- [Exercise materials]:
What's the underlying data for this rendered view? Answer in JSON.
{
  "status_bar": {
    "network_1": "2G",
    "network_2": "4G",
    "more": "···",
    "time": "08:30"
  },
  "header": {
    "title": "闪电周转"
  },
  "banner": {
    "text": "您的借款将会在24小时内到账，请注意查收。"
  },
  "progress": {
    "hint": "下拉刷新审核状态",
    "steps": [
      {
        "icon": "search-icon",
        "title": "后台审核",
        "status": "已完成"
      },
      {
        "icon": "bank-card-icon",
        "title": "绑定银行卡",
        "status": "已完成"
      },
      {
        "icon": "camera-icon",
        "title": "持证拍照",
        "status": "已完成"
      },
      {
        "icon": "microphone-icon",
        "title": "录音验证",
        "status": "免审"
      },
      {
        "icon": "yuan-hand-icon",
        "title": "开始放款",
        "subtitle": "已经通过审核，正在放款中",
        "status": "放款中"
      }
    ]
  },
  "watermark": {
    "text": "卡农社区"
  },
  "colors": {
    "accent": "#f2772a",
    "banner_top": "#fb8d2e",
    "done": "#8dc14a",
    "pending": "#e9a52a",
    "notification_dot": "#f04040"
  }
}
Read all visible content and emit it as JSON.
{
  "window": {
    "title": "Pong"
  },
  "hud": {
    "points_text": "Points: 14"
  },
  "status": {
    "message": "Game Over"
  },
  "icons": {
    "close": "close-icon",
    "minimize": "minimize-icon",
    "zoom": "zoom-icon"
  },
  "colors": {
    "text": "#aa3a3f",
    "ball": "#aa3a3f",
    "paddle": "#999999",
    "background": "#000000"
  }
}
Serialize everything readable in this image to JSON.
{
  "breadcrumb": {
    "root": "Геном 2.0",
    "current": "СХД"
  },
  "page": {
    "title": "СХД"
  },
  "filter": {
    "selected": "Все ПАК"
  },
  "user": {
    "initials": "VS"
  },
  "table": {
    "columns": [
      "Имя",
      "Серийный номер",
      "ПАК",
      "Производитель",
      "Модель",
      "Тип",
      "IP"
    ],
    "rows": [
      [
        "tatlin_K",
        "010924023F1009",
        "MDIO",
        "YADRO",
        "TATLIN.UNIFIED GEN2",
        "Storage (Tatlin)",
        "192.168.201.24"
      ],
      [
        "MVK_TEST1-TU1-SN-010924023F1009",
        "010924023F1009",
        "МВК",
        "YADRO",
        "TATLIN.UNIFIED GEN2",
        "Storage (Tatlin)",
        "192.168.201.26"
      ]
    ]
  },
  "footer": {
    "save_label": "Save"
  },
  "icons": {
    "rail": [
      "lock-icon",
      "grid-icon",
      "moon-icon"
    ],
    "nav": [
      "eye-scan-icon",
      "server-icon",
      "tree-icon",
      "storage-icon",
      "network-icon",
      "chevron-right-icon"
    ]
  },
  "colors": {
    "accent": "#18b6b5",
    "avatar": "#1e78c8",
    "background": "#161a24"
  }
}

- [Work to be completed]: In the records above, find the line containing "Serialize everything readable"; please retype it and every line after it through the last line, exactly and with nothing else.

- [The output]:
Serialize everything readable in this image to JSON.
{
  "breadcrumb": {
    "root": "Геном 2.0",
    "current": "СХД"
  },
  "page": {
    "title": "СХД"
  },
  "filter": {
    "selected": "Все ПАК"
  },
  "user": {
    "initials": "VS"
  },
  "table": {
    "columns": [
      "Имя",
      "Серийный номер",
      "ПАК",
      "Производитель",
      "Модель",
      "Тип",
      "IP"
    ],
    "rows": [
      [
        "tatlin_K",
        "010924023F1009",
        "MDIO",
        "YADRO",
        "TATLIN.UNIFIED GEN2",
        "Storage (Tatlin)",
        "192.168.201.24"
      ],
      [
        "MVK_TEST1-TU1-SN-010924023F1009",
        "010924023F1009",
        "МВК",
        "YADRO",
        "TATLIN.UNIFIED GEN2",
        "Storage (Tatlin)",
        "192.168.201.26"
      ]
    ]
  },
  "footer": {
    "save_label": "Save"
  },
  "icons": {
    "rail": [
      "lock-icon",
      "grid-icon",
      "moon-icon"
    ],
    "nav": [
      "eye-scan-icon",
      "server-icon",
      "tree-icon",
      "storage-icon",
      "network-icon",
      "chevron-right-icon"
    ]
  },
  "colors": {
    "accent": "#18b6b5",
    "avatar": "#1e78c8",
    "background": "#161a24"
  }
}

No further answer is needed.